| Aim of the exercise |
Collect every line that includes the string "this".
###
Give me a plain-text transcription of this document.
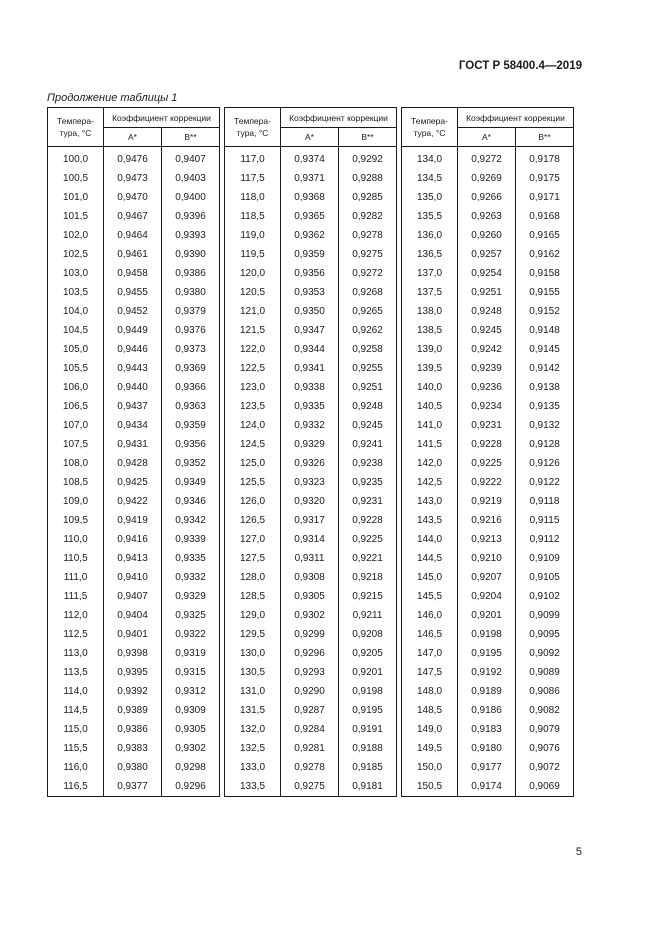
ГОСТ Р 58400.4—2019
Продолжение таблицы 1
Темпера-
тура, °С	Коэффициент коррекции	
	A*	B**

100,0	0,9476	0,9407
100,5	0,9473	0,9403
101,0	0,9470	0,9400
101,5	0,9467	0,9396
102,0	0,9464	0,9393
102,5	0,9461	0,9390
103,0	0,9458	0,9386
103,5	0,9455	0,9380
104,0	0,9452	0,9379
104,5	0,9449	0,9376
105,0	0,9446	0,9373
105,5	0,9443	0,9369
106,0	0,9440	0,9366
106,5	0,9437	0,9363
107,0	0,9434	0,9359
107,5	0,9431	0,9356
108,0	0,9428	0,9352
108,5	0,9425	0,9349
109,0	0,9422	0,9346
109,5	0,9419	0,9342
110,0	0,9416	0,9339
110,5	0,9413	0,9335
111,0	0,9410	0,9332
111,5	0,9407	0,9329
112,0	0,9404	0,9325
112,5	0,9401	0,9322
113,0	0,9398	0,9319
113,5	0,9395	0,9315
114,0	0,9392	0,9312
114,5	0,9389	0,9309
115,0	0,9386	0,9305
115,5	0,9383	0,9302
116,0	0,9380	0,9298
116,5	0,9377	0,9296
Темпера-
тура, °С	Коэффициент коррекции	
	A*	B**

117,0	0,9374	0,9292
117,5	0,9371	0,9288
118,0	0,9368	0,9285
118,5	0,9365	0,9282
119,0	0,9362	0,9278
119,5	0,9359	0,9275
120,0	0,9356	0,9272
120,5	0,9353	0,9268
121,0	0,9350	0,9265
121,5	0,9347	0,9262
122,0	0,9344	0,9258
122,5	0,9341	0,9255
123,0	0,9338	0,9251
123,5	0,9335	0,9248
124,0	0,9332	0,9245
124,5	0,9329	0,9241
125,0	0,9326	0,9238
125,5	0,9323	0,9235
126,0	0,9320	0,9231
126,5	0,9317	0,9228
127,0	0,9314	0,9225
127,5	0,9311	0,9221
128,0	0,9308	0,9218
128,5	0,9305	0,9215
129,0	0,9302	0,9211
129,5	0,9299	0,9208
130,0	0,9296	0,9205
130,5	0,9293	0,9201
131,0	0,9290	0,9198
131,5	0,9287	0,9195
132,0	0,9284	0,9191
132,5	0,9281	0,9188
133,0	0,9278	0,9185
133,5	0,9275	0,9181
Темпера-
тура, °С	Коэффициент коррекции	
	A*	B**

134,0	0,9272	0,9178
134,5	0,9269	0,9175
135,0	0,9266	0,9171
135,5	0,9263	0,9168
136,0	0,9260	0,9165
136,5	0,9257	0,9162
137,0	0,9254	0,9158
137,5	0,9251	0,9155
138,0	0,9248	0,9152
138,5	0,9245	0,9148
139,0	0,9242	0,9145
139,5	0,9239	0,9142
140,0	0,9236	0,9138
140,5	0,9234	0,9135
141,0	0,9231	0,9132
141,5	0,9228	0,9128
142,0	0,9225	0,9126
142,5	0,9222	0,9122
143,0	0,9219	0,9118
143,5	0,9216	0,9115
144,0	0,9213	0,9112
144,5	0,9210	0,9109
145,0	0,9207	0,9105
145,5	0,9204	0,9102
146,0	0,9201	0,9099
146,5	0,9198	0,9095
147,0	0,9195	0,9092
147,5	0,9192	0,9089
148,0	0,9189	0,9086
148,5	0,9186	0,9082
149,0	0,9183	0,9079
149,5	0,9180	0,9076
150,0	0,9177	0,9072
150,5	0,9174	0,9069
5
###
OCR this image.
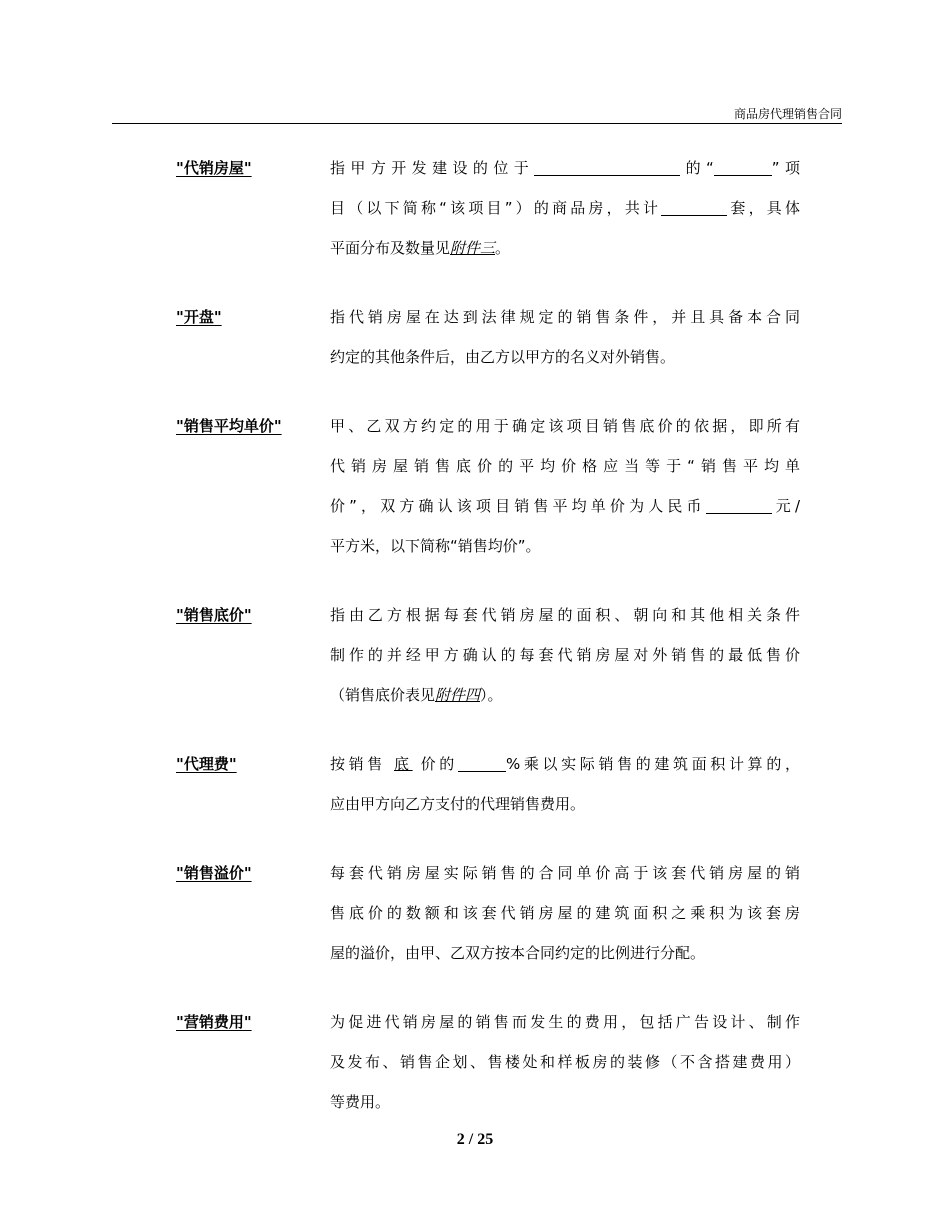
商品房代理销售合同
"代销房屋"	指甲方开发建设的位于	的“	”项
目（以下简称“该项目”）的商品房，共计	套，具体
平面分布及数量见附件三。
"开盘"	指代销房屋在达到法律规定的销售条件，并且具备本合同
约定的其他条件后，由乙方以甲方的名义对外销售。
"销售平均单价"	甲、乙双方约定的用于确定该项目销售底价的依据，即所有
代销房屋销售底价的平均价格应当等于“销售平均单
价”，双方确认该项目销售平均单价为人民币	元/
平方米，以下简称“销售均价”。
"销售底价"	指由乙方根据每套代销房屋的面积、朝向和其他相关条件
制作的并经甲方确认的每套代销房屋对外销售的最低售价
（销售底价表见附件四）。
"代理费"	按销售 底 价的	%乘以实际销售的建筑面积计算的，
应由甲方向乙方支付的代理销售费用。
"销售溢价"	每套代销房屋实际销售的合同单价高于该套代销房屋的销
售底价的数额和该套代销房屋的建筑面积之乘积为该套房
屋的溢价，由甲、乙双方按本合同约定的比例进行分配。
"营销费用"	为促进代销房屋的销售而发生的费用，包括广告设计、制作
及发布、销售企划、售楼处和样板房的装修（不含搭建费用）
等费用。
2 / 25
###
| Full solution |
Give me a plain-text transcription of this document.
OCR this image.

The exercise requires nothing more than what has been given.